» **Task prompt**
Write out all the entries word for word, but skip any images.

Collected data:
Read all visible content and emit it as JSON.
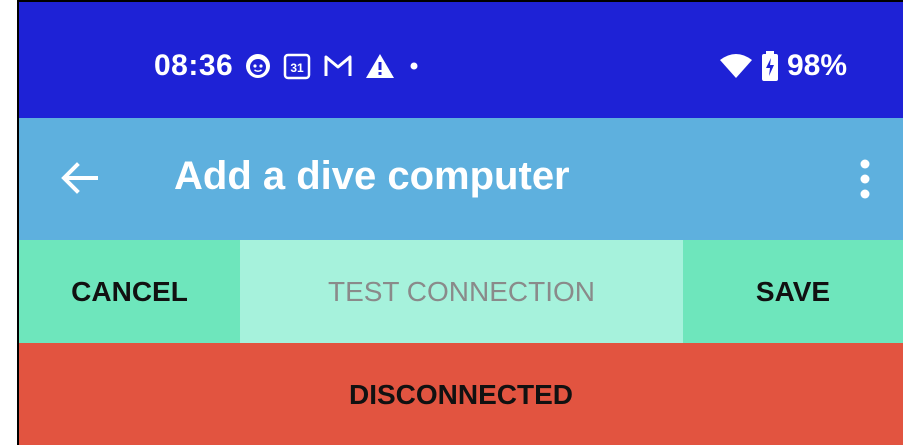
{
  "status_bar": {
    "time": "08:36",
    "calendar_day": "31",
    "battery": "98%",
    "icons": [
      "face-icon",
      "calendar-icon",
      "gmail-icon",
      "warning-icon",
      "dot-icon",
      "wifi-icon",
      "battery-charging-icon"
    ]
  },
  "app_bar": {
    "title": "Add a dive computer",
    "back_icon": "arrow-left-icon",
    "menu_icon": "more-vert-icon"
  },
  "actions": {
    "cancel_label": "CANCEL",
    "test_label": "TEST CONNECTION",
    "save_label": "SAVE"
  },
  "connection": {
    "status": "DISCONNECTED"
  },
  "colors": {
    "status_bar": "#1e22d6",
    "app_bar": "#5eb0de",
    "action_button": "#6ee6bc",
    "action_button_disabled": "#a6f2dc",
    "disconnected": "#e25440"
  }
}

» **Output of the exercise**
Read all visible content and emit it as JSON.
{
  "status_bar": {
    "time": "08:36",
    "calendar_day": "31",
    "battery": "98%",
    "icons": [
      "face-icon",
      "calendar-icon",
      "gmail-icon",
      "warning-icon",
      "dot-icon",
      "wifi-icon",
      "battery-charging-icon"
    ]
  },
  "app_bar": {
    "title": "Add a dive computer",
    "back_icon": "arrow-left-icon",
    "menu_icon": "more-vert-icon"
  },
  "actions": {
    "cancel_label": "CANCEL",
    "test_label": "TEST CONNECTION",
    "save_label": "SAVE"
  },
  "connection": {
    "status": "DISCONNECTED"
  },
  "colors": {
    "status_bar": "#1e22d6",
    "app_bar": "#5eb0de",
    "action_button": "#6ee6bc",
    "action_button_disabled": "#a6f2dc",
    "disconnected": "#e25440"
  }
}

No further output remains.